- **TASK TO COMPLETE**
Every record below should be printed exactly as it appears.

[Items from a data source]
──────────────────────────────

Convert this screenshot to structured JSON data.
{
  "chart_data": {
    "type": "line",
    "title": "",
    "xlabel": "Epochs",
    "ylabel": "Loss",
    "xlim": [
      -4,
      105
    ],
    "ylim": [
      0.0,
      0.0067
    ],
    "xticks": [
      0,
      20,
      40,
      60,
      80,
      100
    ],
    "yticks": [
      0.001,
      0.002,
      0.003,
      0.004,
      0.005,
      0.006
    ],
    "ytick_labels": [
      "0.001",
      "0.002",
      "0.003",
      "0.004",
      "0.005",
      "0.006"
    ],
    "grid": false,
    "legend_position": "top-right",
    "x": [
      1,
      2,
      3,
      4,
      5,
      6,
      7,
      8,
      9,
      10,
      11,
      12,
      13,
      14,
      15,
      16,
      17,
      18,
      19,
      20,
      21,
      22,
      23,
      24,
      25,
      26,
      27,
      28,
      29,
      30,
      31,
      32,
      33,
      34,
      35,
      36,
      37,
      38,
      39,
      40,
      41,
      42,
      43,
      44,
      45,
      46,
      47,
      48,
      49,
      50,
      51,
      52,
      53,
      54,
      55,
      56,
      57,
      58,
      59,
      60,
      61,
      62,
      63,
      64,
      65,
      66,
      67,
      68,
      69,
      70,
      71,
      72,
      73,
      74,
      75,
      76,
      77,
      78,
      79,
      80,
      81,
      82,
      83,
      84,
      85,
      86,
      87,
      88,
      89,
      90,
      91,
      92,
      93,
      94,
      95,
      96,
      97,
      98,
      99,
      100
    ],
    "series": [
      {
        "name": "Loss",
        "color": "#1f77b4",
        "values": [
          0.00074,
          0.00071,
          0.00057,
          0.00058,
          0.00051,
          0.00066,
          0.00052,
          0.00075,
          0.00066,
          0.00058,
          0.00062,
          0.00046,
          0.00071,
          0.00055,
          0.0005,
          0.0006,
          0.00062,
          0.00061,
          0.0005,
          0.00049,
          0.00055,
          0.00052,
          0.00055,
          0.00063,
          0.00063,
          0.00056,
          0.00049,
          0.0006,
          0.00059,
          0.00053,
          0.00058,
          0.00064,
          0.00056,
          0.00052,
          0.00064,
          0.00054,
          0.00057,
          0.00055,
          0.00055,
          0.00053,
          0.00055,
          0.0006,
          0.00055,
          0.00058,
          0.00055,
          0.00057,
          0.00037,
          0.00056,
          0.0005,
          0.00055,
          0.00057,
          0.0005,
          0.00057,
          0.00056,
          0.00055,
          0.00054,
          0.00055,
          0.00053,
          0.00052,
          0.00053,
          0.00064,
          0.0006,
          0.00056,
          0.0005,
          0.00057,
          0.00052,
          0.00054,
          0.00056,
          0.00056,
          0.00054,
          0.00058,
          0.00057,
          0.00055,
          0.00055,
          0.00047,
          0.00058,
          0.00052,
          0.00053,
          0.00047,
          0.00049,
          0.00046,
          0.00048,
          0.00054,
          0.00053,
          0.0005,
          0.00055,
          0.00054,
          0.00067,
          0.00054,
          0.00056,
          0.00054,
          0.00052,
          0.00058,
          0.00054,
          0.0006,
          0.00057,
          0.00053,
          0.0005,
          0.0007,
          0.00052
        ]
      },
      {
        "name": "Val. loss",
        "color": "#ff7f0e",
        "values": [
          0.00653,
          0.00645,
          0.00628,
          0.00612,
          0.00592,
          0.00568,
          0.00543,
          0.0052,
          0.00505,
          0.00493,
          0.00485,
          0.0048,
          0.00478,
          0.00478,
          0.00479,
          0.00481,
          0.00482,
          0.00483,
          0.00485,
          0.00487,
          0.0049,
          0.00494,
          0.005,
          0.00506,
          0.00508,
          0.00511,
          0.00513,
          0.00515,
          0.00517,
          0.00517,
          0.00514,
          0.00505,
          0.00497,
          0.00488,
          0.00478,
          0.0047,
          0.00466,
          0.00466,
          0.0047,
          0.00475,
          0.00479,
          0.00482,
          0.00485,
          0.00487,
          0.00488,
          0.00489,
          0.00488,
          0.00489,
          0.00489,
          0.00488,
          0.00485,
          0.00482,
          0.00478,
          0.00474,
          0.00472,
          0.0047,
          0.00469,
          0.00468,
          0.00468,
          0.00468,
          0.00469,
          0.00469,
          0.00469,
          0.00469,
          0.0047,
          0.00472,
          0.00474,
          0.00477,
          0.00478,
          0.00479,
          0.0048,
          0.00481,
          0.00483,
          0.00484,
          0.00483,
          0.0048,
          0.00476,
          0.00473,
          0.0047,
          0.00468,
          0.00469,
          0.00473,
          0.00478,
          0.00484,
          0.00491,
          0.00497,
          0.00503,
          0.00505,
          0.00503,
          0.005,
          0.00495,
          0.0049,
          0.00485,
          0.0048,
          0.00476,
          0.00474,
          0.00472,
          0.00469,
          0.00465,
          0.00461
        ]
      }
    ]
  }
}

──────────────────────────────

- **TASK RESULT**
Convert this screenshot to structured JSON data.
{
  "chart_data": {
    "type": "line",
    "title": "",
    "xlabel": "Epochs",
    "ylabel": "Loss",
    "xlim": [
      -4,
      105
    ],
    "ylim": [
      0.0,
      0.0067
    ],
    "xticks": [
      0,
      20,
      40,
      60,
      80,
      100
    ],
    "yticks": [
      0.001,
      0.002,
      0.003,
      0.004,
      0.005,
      0.006
    ],
    "ytick_labels": [
      "0.001",
      "0.002",
      "0.003",
      "0.004",
      "0.005",
      "0.006"
    ],
    "grid": false,
    "legend_position": "top-right",
    "x": [
      1,
      2,
      3,
      4,
      5,
      6,
      7,
      8,
      9,
      10,
      11,
      12,
      13,
      14,
      15,
      16,
      17,
      18,
      19,
      20,
      21,
      22,
      23,
      24,
      25,
      26,
      27,
      28,
      29,
      30,
      31,
      32,
      33,
      34,
      35,
      36,
      37,
      38,
      39,
      40,
      41,
      42,
      43,
      44,
      45,
      46,
      47,
      48,
      49,
      50,
      51,
      52,
      53,
      54,
      55,
      56,
      57,
      58,
      59,
      60,
      61,
      62,
      63,
      64,
      65,
      66,
      67,
      68,
      69,
      70,
      71,
      72,
      73,
      74,
      75,
      76,
      77,
      78,
      79,
      80,
      81,
      82,
      83,
      84,
      85,
      86,
      87,
      88,
      89,
      90,
      91,
      92,
      93,
      94,
      95,
      96,
      97,
      98,
      99,
      100
    ],
    "series": [
      {
        "name": "Loss",
        "color": "#1f77b4",
        "values": [
          0.00074,
          0.00071,
          0.00057,
          0.00058,
          0.00051,
          0.00066,
          0.00052,
          0.00075,
          0.00066,
          0.00058,
          0.00062,
          0.00046,
          0.00071,
          0.00055,
          0.0005,
          0.0006,
          0.00062,
          0.00061,
          0.0005,
          0.00049,
          0.00055,
          0.00052,
          0.00055,
          0.00063,
          0.00063,
          0.00056,
          0.00049,
          0.0006,
          0.00059,
          0.00053,
          0.00058,
          0.00064,
          0.00056,
          0.00052,
          0.00064,
          0.00054,
          0.00057,
          0.00055,
          0.00055,
          0.00053,
          0.00055,
          0.0006,
          0.00055,
          0.00058,
          0.00055,
          0.00057,
          0.00037,
          0.00056,
          0.0005,
          0.00055,
          0.00057,
          0.0005,
          0.00057,
          0.00056,
          0.00055,
          0.00054,
          0.00055,
          0.00053,
          0.00052,
          0.00053,
          0.00064,
          0.0006,
          0.00056,
          0.0005,
          0.00057,
          0.00052,
          0.00054,
          0.00056,
          0.00056,
          0.00054,
          0.00058,
          0.00057,
          0.00055,
          0.00055,
          0.00047,
          0.00058,
          0.00052,
          0.00053,
          0.00047,
          0.00049,
          0.00046,
          0.00048,
          0.00054,
          0.00053,
          0.0005,
          0.00055,
          0.00054,
          0.00067,
          0.00054,
          0.00056,
          0.00054,
          0.00052,
          0.00058,
          0.00054,
          0.0006,
          0.00057,
          0.00053,
          0.0005,
          0.0007,
          0.00052
        ]
      },
      {
        "name": "Val. loss",
        "color": "#ff7f0e",
        "values": [
          0.00653,
          0.00645,
          0.00628,
          0.00612,
          0.00592,
          0.00568,
          0.00543,
          0.0052,
          0.00505,
          0.00493,
          0.00485,
          0.0048,
          0.00478,
          0.00478,
          0.00479,
          0.00481,
          0.00482,
          0.00483,
          0.00485,
          0.00487,
          0.0049,
          0.00494,
          0.005,
          0.00506,
          0.00508,
          0.00511,
          0.00513,
          0.00515,
          0.00517,
          0.00517,
          0.00514,
          0.00505,
          0.00497,
          0.00488,
          0.00478,
          0.0047,
          0.00466,
          0.00466,
          0.0047,
          0.00475,
          0.00479,
          0.00482,
          0.00485,
          0.00487,
          0.00488,
          0.00489,
          0.00488,
          0.00489,
          0.00489,
          0.00488,
          0.00485,
          0.00482,
          0.00478,
          0.00474,
          0.00472,
          0.0047,
          0.00469,
          0.00468,
          0.00468,
          0.00468,
          0.00469,
          0.00469,
          0.00469,
          0.00469,
          0.0047,
          0.00472,
          0.00474,
          0.00477,
          0.00478,
          0.00479,
          0.0048,
          0.00481,
          0.00483,
          0.00484,
          0.00483,
          0.0048,
          0.00476,
          0.00473,
          0.0047,
          0.00468,
          0.00469,
          0.00473,
          0.00478,
          0.00484,
          0.00491,
          0.00497,
          0.00503,
          0.00505,
          0.00503,
          0.005,
          0.00495,
          0.0049,
          0.00485,
          0.0048,
          0.00476,
          0.00474,
          0.00472,
          0.00469,
          0.00465,
          0.00461
        ]
      }
    ]
  }
}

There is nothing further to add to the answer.